─── 本文 ───

説明

キャッピング装置

【課題】 コンクリート供試体の両端面に、容易に、高精度でキャッピング層を形成することができるキャッピング装置を提供する。
【解決手段】 上面3が平面に形成される定盤2と、定盤2の上面3に垂直に立設される支持軸6と、支持軸6に軸線が定盤2の上面3と垂直をなすように、かつ支持軸6に沿って上下方向に移動可能に取り付けられるとともに、内周面側でコンクリート供試体25の周面を案内する円筒状の案内部材7と、定盤2の上面3に載置されるとともに、底面が定盤2の上面3と平行な平面であり、かつ前記コンクリート供試体25の端部を挿入可能な凹部21を有した皿部材18とを備えている。

【発明の詳細な説明】
【技術分野】
【0001】
本発明は、キャッピング装置に関し、特に、円柱状のコンクリート供試体の両端面にキャッピングを施すためのキャッピング装置に関する。

─── データ抜粋 ───

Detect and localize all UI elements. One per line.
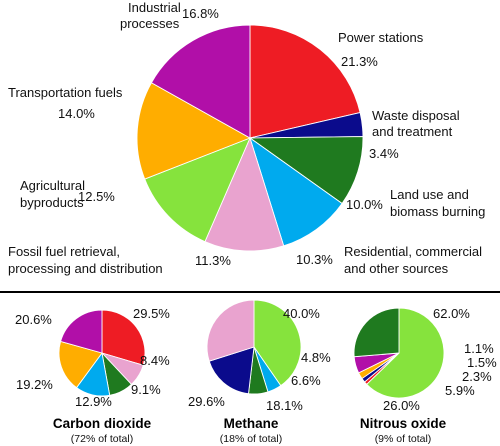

───

** 作業内容 **
キャッピング装置の本文を、一字も変えずに最初から最後まで書き写してください。 ここにある資料は、この作業には一切関係しない。

** 作業結果 **
説明

キャッピング装置

【課題】 コンクリート供試体の両端面に、容易に、高精度でキャッピング層を形成することができるキャッピング装置を提供する。
【解決手段】 上面3が平面に形成される定盤2と、定盤2の上面3に垂直に立設される支持軸6と、支持軸6に軸線が定盤2の上面3と垂直をなすように、かつ支持軸6に沿って上下方向に移動可能に取り付けられるとともに、内周面側でコンクリート供試体25の周面を案内する円筒状の案内部材7と、定盤2の上面3に載置されるとともに、底面が定盤2の上面3と平行な平面であり、かつ前記コンクリート供試体25の端部を挿入可能な凹部21を有した皿部材18とを備えている。

【発明の詳細な説明】
【技術分野】
【0001】
本発明は、キャッピング装置に関し、特に、円柱状のコンクリート供試体の両端面にキャッピングを施すためのキャッピング装置に関する。